### GIVEN EXERCISE
You are to retype all of the data exactly as it appears.

### STORED ROWS
--------------------
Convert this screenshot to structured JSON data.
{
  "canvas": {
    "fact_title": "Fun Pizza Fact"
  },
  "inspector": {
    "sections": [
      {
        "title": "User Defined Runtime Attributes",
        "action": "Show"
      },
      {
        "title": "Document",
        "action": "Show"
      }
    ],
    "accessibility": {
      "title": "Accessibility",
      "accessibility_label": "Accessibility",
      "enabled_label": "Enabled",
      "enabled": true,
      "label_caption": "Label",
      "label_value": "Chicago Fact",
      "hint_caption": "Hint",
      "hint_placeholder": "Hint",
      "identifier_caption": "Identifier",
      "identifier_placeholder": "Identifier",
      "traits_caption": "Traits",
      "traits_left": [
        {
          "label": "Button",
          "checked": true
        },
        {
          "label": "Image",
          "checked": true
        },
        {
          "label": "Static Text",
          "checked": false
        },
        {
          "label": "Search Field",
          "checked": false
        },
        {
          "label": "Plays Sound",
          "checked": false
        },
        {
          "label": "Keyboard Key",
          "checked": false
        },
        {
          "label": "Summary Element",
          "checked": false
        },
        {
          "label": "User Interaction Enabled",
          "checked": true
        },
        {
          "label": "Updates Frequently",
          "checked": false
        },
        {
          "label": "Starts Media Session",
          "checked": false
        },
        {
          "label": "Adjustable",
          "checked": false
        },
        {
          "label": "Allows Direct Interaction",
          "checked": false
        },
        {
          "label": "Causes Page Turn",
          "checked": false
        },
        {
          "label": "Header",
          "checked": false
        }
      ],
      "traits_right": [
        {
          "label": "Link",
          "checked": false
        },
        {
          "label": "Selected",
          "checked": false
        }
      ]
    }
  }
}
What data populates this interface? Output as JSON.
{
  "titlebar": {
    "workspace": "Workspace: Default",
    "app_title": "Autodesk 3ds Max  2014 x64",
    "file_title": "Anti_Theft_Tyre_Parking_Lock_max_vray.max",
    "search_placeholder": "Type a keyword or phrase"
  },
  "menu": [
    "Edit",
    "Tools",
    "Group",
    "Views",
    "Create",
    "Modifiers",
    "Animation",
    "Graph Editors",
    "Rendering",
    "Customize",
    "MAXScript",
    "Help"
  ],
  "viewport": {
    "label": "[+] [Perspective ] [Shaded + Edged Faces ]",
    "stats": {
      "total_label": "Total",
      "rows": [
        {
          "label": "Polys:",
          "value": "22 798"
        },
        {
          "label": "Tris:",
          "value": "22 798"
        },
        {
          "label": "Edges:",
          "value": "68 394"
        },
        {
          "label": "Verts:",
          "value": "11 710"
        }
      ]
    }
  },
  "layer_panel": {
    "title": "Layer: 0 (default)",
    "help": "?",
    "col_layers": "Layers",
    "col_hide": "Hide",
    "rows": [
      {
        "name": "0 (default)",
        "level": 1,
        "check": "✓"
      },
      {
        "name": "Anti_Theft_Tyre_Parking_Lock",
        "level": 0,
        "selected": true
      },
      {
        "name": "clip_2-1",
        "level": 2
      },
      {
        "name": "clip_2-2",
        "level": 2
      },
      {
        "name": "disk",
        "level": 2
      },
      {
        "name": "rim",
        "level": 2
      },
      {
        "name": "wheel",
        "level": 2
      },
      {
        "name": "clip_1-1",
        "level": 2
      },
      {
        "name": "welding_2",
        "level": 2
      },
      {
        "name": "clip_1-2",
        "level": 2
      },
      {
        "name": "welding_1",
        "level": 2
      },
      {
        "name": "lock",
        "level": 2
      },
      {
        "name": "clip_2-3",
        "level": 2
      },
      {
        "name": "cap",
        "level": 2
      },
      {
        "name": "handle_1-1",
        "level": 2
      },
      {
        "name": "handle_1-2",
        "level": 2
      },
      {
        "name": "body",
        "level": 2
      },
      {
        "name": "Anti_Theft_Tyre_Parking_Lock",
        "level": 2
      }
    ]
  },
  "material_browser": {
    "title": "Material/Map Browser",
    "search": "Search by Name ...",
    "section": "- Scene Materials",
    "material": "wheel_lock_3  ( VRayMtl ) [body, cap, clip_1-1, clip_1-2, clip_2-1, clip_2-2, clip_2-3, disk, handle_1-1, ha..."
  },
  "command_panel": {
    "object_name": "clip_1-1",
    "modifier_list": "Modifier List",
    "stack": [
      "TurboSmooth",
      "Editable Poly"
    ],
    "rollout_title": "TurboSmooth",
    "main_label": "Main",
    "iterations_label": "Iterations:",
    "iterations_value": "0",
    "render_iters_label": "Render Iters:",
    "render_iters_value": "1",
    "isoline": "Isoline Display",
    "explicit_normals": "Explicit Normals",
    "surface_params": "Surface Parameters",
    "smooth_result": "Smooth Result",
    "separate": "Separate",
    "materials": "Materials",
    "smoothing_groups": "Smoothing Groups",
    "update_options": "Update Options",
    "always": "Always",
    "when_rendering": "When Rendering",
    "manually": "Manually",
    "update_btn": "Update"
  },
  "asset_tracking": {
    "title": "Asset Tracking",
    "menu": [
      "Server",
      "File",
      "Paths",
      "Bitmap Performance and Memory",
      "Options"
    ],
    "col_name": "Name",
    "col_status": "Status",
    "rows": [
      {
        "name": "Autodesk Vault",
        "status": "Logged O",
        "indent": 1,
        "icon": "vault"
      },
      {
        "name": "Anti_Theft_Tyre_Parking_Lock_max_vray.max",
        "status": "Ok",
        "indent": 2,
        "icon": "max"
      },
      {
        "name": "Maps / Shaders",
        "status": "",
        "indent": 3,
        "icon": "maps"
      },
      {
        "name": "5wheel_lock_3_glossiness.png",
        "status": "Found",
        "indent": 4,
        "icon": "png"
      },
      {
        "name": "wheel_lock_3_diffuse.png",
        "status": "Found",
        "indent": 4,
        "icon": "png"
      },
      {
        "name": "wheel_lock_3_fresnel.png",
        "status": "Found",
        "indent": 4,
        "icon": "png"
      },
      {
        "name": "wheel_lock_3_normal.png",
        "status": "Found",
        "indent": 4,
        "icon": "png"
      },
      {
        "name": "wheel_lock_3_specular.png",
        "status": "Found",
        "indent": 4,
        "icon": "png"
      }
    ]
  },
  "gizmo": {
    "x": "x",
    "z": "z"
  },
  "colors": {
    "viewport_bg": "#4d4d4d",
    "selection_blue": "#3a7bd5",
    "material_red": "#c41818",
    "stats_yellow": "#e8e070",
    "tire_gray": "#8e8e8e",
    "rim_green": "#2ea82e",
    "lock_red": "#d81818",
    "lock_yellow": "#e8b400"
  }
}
--------------------
### RESPONSE BELOW
Convert this screenshot to structured JSON data.
{
  "canvas": {
    "fact_title": "Fun Pizza Fact"
  },
  "inspector": {
    "sections": [
      {
        "title": "User Defined Runtime Attributes",
        "action": "Show"
      },
      {
        "title": "Document",
        "action": "Show"
      }
    ],
    "accessibility": {
      "title": "Accessibility",
      "accessibility_label": "Accessibility",
      "enabled_label": "Enabled",
      "enabled": true,
      "label_caption": "Label",
      "label_value": "Chicago Fact",
      "hint_caption": "Hint",
      "hint_placeholder": "Hint",
      "identifier_caption": "Identifier",
      "identifier_placeholder": "Identifier",
      "traits_caption": "Traits",
      "traits_left": [
        {
          "label": "Button",
          "checked": true
        },
        {
          "label": "Image",
          "checked": true
        },
        {
          "label": "Static Text",
          "checked": false
        },
        {
          "label": "Search Field",
          "checked": false
        },
        {
          "label": "Plays Sound",
          "checked": false
        },
        {
          "label": "Keyboard Key",
          "checked": false
        },
        {
          "label": "Summary Element",
          "checked": false
        },
        {
          "label": "User Interaction Enabled",
          "checked": true
        },
        {
          "label": "Updates Frequently",
          "checked": false
        },
        {
          "label": "Starts Media Session",
          "checked": false
        },
        {
          "label": "Adjustable",
          "checked": false
        },
        {
          "label": "Allows Direct Interaction",
          "checked": false
        },
        {
          "label": "Causes Page Turn",
          "checked": false
        },
        {
          "label": "Header",
          "checked": false
        }
      ],
      "traits_right": [
        {
          "label": "Link",
          "checked": false
        },
        {
          "label": "Selected",
          "checked": false
        }
      ]
    }
  }
}
What data populates this interface? Output as JSON.
{
  "titlebar": {
    "workspace": "Workspace: Default",
    "app_title": "Autodesk 3ds Max  2014 x64",
    "file_title": "Anti_Theft_Tyre_Parking_Lock_max_vray.max",
    "search_placeholder": "Type a keyword or phrase"
  },
  "menu": [
    "Edit",
    "Tools",
    "Group",
    "Views",
    "Create",
    "Modifiers",
    "Animation",
    "Graph Editors",
    "Rendering",
    "Customize",
    "MAXScript",
    "Help"
  ],
  "viewport": {
    "label": "[+] [Perspective ] [Shaded + Edged Faces ]",
    "stats": {
      "total_label": "Total",
      "rows": [
        {
          "label": "Polys:",
          "value": "22 798"
        },
        {
          "label": "Tris:",
          "value": "22 798"
        },
        {
          "label": "Edges:",
          "value": "68 394"
        },
        {
          "label": "Verts:",
          "value": "11 710"
        }
      ]
    }
  },
  "layer_panel": {
    "title": "Layer: 0 (default)",
    "help": "?",
    "col_layers": "Layers",
    "col_hide": "Hide",
    "rows": [
      {
        "name": "0 (default)",
        "level": 1,
        "check": "✓"
      },
      {
        "name": "Anti_Theft_Tyre_Parking_Lock",
        "level": 0,
        "selected": true
      },
      {
        "name": "clip_2-1",
        "level": 2
      },
      {
        "name": "clip_2-2",
        "level": 2
      },
      {
        "name": "disk",
        "level": 2
      },
      {
        "name": "rim",
        "level": 2
      },
      {
        "name": "wheel",
        "level": 2
      },
      {
        "name": "clip_1-1",
        "level": 2
      },
      {
        "name": "welding_2",
        "level": 2
      },
      {
        "name": "clip_1-2",
        "level": 2
      },
      {
        "name": "welding_1",
        "level": 2
      },
      {
        "name": "lock",
        "level": 2
      },
      {
        "name": "clip_2-3",
        "level": 2
      },
      {
        "name": "cap",
        "level": 2
      },
      {
        "name": "handle_1-1",
        "level": 2
      },
      {
        "name": "handle_1-2",
        "level": 2
      },
      {
        "name": "body",
        "level": 2
      },
      {
        "name": "Anti_Theft_Tyre_Parking_Lock",
        "level": 2
      }
    ]
  },
  "material_browser": {
    "title": "Material/Map Browser",
    "search": "Search by Name ...",
    "section": "- Scene Materials",
    "material": "wheel_lock_3  ( VRayMtl ) [body, cap, clip_1-1, clip_1-2, clip_2-1, clip_2-2, clip_2-3, disk, handle_1-1, ha..."
  },
  "command_panel": {
    "object_name": "clip_1-1",
    "modifier_list": "Modifier List",
    "stack": [
      "TurboSmooth",
      "Editable Poly"
    ],
    "rollout_title": "TurboSmooth",
    "main_label": "Main",
    "iterations_label": "Iterations:",
    "iterations_value": "0",
    "render_iters_label": "Render Iters:",
    "render_iters_value": "1",
    "isoline": "Isoline Display",
    "explicit_normals": "Explicit Normals",
    "surface_params": "Surface Parameters",
    "smooth_result": "Smooth Result",
    "separate": "Separate",
    "materials": "Materials",
    "smoothing_groups": "Smoothing Groups",
    "update_options": "Update Options",
    "always": "Always",
    "when_rendering": "When Rendering",
    "manually": "Manually",
    "update_btn": "Update"
  },
  "asset_tracking": {
    "title": "Asset Tracking",
    "menu": [
      "Server",
      "File",
      "Paths",
      "Bitmap Performance and Memory",
      "Options"
    ],
    "col_name": "Name",
    "col_status": "Status",
    "rows": [
      {
        "name": "Autodesk Vault",
        "status": "Logged O",
        "indent": 1,
        "icon": "vault"
      },
      {
        "name": "Anti_Theft_Tyre_Parking_Lock_max_vray.max",
        "status": "Ok",
        "indent": 2,
        "icon": "max"
      },
      {
        "name": "Maps / Shaders",
        "status": "",
        "indent": 3,
        "icon": "maps"
      },
      {
        "name": "5wheel_lock_3_glossiness.png",
        "status": "Found",
        "indent": 4,
        "icon": "png"
      },
      {
        "name": "wheel_lock_3_diffuse.png",
        "status": "Found",
        "indent": 4,
        "icon": "png"
      },
      {
        "name": "wheel_lock_3_fresnel.png",
        "status": "Found",
        "indent": 4,
        "icon": "png"
      },
      {
        "name": "wheel_lock_3_normal.png",
        "status": "Found",
        "indent": 4,
        "icon": "png"
      },
      {
        "name": "wheel_lock_3_specular.png",
        "status": "Found",
        "indent": 4,
        "icon": "png"
      }
    ]
  },
  "gizmo": {
    "x": "x",
    "z": "z"
  },
  "colors": {
    "viewport_bg": "#4d4d4d",
    "selection_blue": "#3a7bd5",
    "material_red": "#c41818",
    "stats_yellow": "#e8e070",
    "tire_gray": "#8e8e8e",
    "rim_green": "#2ea82e",
    "lock_red": "#d81818",
    "lock_yellow": "#e8b400"
  }
}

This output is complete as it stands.